BEGIN Exercise material

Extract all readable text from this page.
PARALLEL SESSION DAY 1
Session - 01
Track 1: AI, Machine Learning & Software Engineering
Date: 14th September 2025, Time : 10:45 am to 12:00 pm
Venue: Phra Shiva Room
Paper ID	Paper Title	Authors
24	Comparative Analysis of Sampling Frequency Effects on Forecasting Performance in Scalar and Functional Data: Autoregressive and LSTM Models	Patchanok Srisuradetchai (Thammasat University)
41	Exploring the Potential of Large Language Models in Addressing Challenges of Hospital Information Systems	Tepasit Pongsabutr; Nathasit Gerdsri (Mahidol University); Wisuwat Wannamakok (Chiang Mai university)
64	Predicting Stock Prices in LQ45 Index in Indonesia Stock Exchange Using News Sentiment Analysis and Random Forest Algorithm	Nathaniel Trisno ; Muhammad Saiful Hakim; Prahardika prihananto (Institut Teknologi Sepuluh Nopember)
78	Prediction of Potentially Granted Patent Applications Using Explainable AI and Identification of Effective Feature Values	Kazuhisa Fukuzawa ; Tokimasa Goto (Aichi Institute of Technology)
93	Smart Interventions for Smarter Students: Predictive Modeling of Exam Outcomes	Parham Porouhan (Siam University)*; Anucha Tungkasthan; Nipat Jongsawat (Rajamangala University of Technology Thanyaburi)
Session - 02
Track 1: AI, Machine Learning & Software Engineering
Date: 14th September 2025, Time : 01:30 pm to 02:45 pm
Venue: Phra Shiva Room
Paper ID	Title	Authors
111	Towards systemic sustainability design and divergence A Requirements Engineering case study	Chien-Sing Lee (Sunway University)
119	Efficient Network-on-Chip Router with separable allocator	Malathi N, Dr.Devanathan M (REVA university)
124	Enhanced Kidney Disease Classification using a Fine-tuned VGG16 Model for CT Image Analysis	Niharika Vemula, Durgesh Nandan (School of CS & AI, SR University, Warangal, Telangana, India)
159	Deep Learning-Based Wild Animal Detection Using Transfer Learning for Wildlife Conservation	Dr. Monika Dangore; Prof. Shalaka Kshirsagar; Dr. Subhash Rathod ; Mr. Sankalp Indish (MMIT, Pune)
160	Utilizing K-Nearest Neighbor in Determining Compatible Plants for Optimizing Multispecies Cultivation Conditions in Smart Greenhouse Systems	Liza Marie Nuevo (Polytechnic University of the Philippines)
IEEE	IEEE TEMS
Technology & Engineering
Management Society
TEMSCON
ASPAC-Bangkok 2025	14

END Exercise material

Each line above that includes "Models" should be shown.

24	Comparative Analysis of Sampling Frequency Effects on Forecasting Performance in Scalar and Functional Data: Autoregressive and LSTM Models	Patchanok Srisuradetchai (Thammasat University)
41	Exploring the Potential of Large Language Models in Addressing Challenges of Hospital Information Systems	Tepasit Pongsabutr; Nathasit Gerdsri (Mahidol University); Wisuwat Wannamakok (Chiang Mai university)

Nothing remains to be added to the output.